### [Entries shown]
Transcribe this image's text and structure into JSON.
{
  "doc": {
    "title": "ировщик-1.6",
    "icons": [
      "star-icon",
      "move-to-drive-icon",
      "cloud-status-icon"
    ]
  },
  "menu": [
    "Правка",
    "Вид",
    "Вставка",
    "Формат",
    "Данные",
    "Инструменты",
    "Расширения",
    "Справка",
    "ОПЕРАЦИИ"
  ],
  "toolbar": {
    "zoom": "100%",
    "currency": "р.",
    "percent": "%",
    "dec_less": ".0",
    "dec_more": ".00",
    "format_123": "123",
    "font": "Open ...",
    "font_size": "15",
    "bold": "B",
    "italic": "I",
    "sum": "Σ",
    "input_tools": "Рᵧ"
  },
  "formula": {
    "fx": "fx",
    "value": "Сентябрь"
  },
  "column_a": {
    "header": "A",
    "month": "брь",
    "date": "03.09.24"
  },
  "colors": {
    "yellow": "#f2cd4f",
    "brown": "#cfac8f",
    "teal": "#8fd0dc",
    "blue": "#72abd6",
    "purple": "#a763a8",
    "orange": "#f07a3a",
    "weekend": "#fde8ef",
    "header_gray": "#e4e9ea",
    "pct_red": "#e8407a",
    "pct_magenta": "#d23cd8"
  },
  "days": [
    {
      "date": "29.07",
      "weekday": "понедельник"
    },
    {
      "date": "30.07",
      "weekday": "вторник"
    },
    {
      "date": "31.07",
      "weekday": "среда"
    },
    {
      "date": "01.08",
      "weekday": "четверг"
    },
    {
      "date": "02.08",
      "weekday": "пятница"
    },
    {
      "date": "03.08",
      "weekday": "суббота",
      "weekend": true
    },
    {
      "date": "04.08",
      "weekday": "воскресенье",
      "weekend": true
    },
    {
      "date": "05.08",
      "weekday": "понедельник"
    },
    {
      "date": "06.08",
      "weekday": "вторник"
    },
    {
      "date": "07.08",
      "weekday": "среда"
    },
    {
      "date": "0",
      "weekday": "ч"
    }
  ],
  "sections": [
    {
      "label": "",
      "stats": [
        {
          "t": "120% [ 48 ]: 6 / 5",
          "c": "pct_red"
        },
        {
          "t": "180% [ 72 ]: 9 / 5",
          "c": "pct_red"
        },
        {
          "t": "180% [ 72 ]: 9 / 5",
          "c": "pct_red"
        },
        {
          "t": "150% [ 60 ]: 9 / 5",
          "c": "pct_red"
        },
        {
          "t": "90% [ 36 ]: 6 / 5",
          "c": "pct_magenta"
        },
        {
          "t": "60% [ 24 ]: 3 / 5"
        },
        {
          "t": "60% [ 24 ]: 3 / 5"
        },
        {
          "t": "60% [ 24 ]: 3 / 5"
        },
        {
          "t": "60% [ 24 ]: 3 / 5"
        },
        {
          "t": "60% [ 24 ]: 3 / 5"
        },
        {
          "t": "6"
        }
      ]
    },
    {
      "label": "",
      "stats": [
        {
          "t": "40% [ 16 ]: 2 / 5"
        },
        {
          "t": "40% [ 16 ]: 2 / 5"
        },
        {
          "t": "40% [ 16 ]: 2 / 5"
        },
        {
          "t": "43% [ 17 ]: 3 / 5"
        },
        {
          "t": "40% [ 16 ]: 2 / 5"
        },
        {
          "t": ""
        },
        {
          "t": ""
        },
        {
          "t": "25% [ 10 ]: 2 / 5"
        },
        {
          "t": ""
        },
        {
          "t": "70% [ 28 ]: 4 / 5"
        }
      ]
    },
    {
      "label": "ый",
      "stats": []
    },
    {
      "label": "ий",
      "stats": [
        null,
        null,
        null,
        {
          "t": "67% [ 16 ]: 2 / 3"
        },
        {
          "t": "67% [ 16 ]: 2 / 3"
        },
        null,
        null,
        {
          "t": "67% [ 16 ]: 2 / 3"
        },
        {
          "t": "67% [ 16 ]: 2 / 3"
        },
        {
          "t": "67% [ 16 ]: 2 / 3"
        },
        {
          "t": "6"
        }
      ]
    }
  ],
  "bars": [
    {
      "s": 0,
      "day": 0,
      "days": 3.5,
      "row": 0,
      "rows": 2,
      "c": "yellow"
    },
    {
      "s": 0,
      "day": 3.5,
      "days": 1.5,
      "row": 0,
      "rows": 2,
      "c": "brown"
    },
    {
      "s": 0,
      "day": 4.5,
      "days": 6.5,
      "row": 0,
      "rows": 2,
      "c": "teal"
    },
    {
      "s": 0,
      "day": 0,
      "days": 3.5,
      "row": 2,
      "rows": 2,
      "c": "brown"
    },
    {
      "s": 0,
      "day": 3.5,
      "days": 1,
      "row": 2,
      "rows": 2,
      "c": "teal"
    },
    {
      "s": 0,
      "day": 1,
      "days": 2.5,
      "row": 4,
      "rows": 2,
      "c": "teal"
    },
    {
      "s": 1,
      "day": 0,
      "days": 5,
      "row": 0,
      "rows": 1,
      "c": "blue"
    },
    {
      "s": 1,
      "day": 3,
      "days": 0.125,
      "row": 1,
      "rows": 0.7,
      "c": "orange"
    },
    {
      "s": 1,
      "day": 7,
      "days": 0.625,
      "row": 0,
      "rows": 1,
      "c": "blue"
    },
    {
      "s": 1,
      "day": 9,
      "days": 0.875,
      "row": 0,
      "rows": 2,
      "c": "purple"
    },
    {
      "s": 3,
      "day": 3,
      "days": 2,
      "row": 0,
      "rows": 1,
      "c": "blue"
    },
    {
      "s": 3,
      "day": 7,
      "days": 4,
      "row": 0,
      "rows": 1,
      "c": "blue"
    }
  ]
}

### [Job]
Each record should come back exactly as written.

### [Answer to this task]
Transcribe this image's text and structure into JSON.
{
  "doc": {
    "title": "ировщик-1.6",
    "icons": [
      "star-icon",
      "move-to-drive-icon",
      "cloud-status-icon"
    ]
  },
  "menu": [
    "Правка",
    "Вид",
    "Вставка",
    "Формат",
    "Данные",
    "Инструменты",
    "Расширения",
    "Справка",
    "ОПЕРАЦИИ"
  ],
  "toolbar": {
    "zoom": "100%",
    "currency": "р.",
    "percent": "%",
    "dec_less": ".0",
    "dec_more": ".00",
    "format_123": "123",
    "font": "Open ...",
    "font_size": "15",
    "bold": "B",
    "italic": "I",
    "sum": "Σ",
    "input_tools": "Рᵧ"
  },
  "formula": {
    "fx": "fx",
    "value": "Сентябрь"
  },
  "column_a": {
    "header": "A",
    "month": "брь",
    "date": "03.09.24"
  },
  "colors": {
    "yellow": "#f2cd4f",
    "brown": "#cfac8f",
    "teal": "#8fd0dc",
    "blue": "#72abd6",
    "purple": "#a763a8",
    "orange": "#f07a3a",
    "weekend": "#fde8ef",
    "header_gray": "#e4e9ea",
    "pct_red": "#e8407a",
    "pct_magenta": "#d23cd8"
  },
  "days": [
    {
      "date": "29.07",
      "weekday": "понедельник"
    },
    {
      "date": "30.07",
      "weekday": "вторник"
    },
    {
      "date": "31.07",
      "weekday": "среда"
    },
    {
      "date": "01.08",
      "weekday": "четверг"
    },
    {
      "date": "02.08",
      "weekday": "пятница"
    },
    {
      "date": "03.08",
      "weekday": "суббота",
      "weekend": true
    },
    {
      "date": "04.08",
      "weekday": "воскресенье",
      "weekend": true
    },
    {
      "date": "05.08",
      "weekday": "понедельник"
    },
    {
      "date": "06.08",
      "weekday": "вторник"
    },
    {
      "date": "07.08",
      "weekday": "среда"
    },
    {
      "date": "0",
      "weekday": "ч"
    }
  ],
  "sections": [
    {
      "label": "",
      "stats": [
        {
          "t": "120% [ 48 ]: 6 / 5",
          "c": "pct_red"
        },
        {
          "t": "180% [ 72 ]: 9 / 5",
          "c": "pct_red"
        },
        {
          "t": "180% [ 72 ]: 9 / 5",
          "c": "pct_red"
        },
        {
          "t": "150% [ 60 ]: 9 / 5",
          "c": "pct_red"
        },
        {
          "t": "90% [ 36 ]: 6 / 5",
          "c": "pct_magenta"
        },
        {
          "t": "60% [ 24 ]: 3 / 5"
        },
        {
          "t": "60% [ 24 ]: 3 / 5"
        },
        {
          "t": "60% [ 24 ]: 3 / 5"
        },
        {
          "t": "60% [ 24 ]: 3 / 5"
        },
        {
          "t": "60% [ 24 ]: 3 / 5"
        },
        {
          "t": "6"
        }
      ]
    },
    {
      "label": "",
      "stats": [
        {
          "t": "40% [ 16 ]: 2 / 5"
        },
        {
          "t": "40% [ 16 ]: 2 / 5"
        },
        {
          "t": "40% [ 16 ]: 2 / 5"
        },
        {
          "t": "43% [ 17 ]: 3 / 5"
        },
        {
          "t": "40% [ 16 ]: 2 / 5"
        },
        {
          "t": ""
        },
        {
          "t": ""
        },
        {
          "t": "25% [ 10 ]: 2 / 5"
        },
        {
          "t": ""
        },
        {
          "t": "70% [ 28 ]: 4 / 5"
        }
      ]
    },
    {
      "label": "ый",
      "stats": []
    },
    {
      "label": "ий",
      "stats": [
        null,
        null,
        null,
        {
          "t": "67% [ 16 ]: 2 / 3"
        },
        {
          "t": "67% [ 16 ]: 2 / 3"
        },
        null,
        null,
        {
          "t": "67% [ 16 ]: 2 / 3"
        },
        {
          "t": "67% [ 16 ]: 2 / 3"
        },
        {
          "t": "67% [ 16 ]: 2 / 3"
        },
        {
          "t": "6"
        }
      ]
    }
  ],
  "bars": [
    {
      "s": 0,
      "day": 0,
      "days": 3.5,
      "row": 0,
      "rows": 2,
      "c": "yellow"
    },
    {
      "s": 0,
      "day": 3.5,
      "days": 1.5,
      "row": 0,
      "rows": 2,
      "c": "brown"
    },
    {
      "s": 0,
      "day": 4.5,
      "days": 6.5,
      "row": 0,
      "rows": 2,
      "c": "teal"
    },
    {
      "s": 0,
      "day": 0,
      "days": 3.5,
      "row": 2,
      "rows": 2,
      "c": "brown"
    },
    {
      "s": 0,
      "day": 3.5,
      "days": 1,
      "row": 2,
      "rows": 2,
      "c": "teal"
    },
    {
      "s": 0,
      "day": 1,
      "days": 2.5,
      "row": 4,
      "rows": 2,
      "c": "teal"
    },
    {
      "s": 1,
      "day": 0,
      "days": 5,
      "row": 0,
      "rows": 1,
      "c": "blue"
    },
    {
      "s": 1,
      "day": 3,
      "days": 0.125,
      "row": 1,
      "rows": 0.7,
      "c": "orange"
    },
    {
      "s": 1,
      "day": 7,
      "days": 0.625,
      "row": 0,
      "rows": 1,
      "c": "blue"
    },
    {
      "s": 1,
      "day": 9,
      "days": 0.875,
      "row": 0,
      "rows": 2,
      "c": "purple"
    },
    {
      "s": 3,
      "day": 3,
      "days": 2,
      "row": 0,
      "rows": 1,
      "c": "blue"
    },
    {
      "s": 3,
      "day": 7,
      "days": 4,
      "row": 0,
      "rows": 1,
      "c": "blue"
    }
  ]
}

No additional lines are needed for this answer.